[Start]

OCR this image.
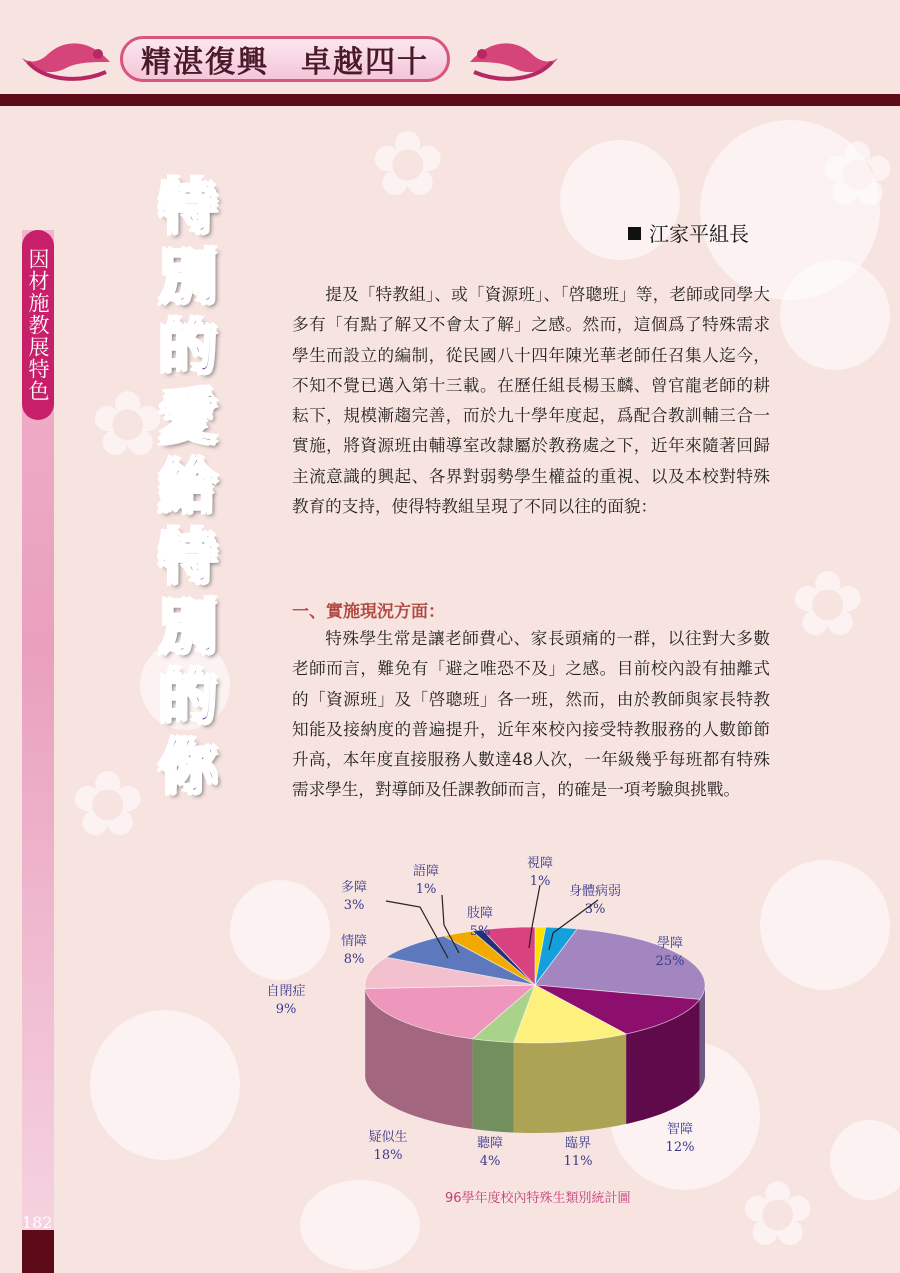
✿
✿
✿
✿
✿
✿
精湛復興　卓越四十
因材施教展特色
182
特
別
的
愛
給
特
別
的
你
江家平組長
提及「特教組」、或「資源班」、「啓聰班」等，老師或同學大多有「有點了解又不會太了解」之感。然而，這個爲了特殊需求學生而設立的編制，從民國八十四年陳光華老師任召集人迄今，不知不覺已邁入第十三載。在歷任組長楊玉麟、曾官龍老師的耕耘下，規模漸趨完善，而於九十學年度起，爲配合教訓輔三合一實施，將資源班由輔導室改隸屬於教務處之下，近年來隨著回歸主流意識的興起、各界對弱勢學生權益的重視、以及本校對特殊教育的支持，使得特教組呈現了不同以往的面貌：
一、實施現況方面：
特殊學生常是讓老師費心、家長頭痛的一群，以往對大多數老師而言，難免有「避之唯恐不及」之感。目前校內設有抽離式的「資源班」及「啓聰班」各一班，然而，由於教師與家長特教知能及接納度的普遍提升，近年來校內接受特教服務的人數節節升高，本年度直接服務人數達48人次，一年級幾乎每班都有特殊需求學生，對導師及任課教師而言，的確是一項考驗與挑戰。
視障
1%
身體病弱
3%
學障
25%
智障
12%
臨界
11%
聽障
4%
疑似生
18%
自閉症
9%
情障
8%
多障
3%
語障
1%
肢障
5%
96學年度校內特殊生類別統計圖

[End]

WORK TO BE COMPLETED:
Omit the images and transcribe all of the records above word for word.

RESPONSE TO THIS TASK:
OCR this image.
✿
✿
✿
✿
✿
✿
精湛復興　卓越四十
因材施教展特色
182
特
別
的
愛
給
特
別
的
你
江家平組長
提及「特教組」、或「資源班」、「啓聰班」等，老師或同學大多有「有點了解又不會太了解」之感。然而，這個爲了特殊需求學生而設立的編制，從民國八十四年陳光華老師任召集人迄今，不知不覺已邁入第十三載。在歷任組長楊玉麟、曾官龍老師的耕耘下，規模漸趨完善，而於九十學年度起，爲配合教訓輔三合一實施，將資源班由輔導室改隸屬於教務處之下，近年來隨著回歸主流意識的興起、各界對弱勢學生權益的重視、以及本校對特殊教育的支持，使得特教組呈現了不同以往的面貌：
一、實施現況方面：
特殊學生常是讓老師費心、家長頭痛的一群，以往對大多數老師而言，難免有「避之唯恐不及」之感。目前校內設有抽離式的「資源班」及「啓聰班」各一班，然而，由於教師與家長特教知能及接納度的普遍提升，近年來校內接受特教服務的人數節節升高，本年度直接服務人數達48人次，一年級幾乎每班都有特殊需求學生，對導師及任課教師而言，的確是一項考驗與挑戰。
視障
1%
身體病弱
3%
學障
25%
智障
12%
臨界
11%
聽障
4%
疑似生
18%
自閉症
9%
情障
8%
多障
3%
語障
1%
肢障
5%
96學年度校內特殊生類別統計圖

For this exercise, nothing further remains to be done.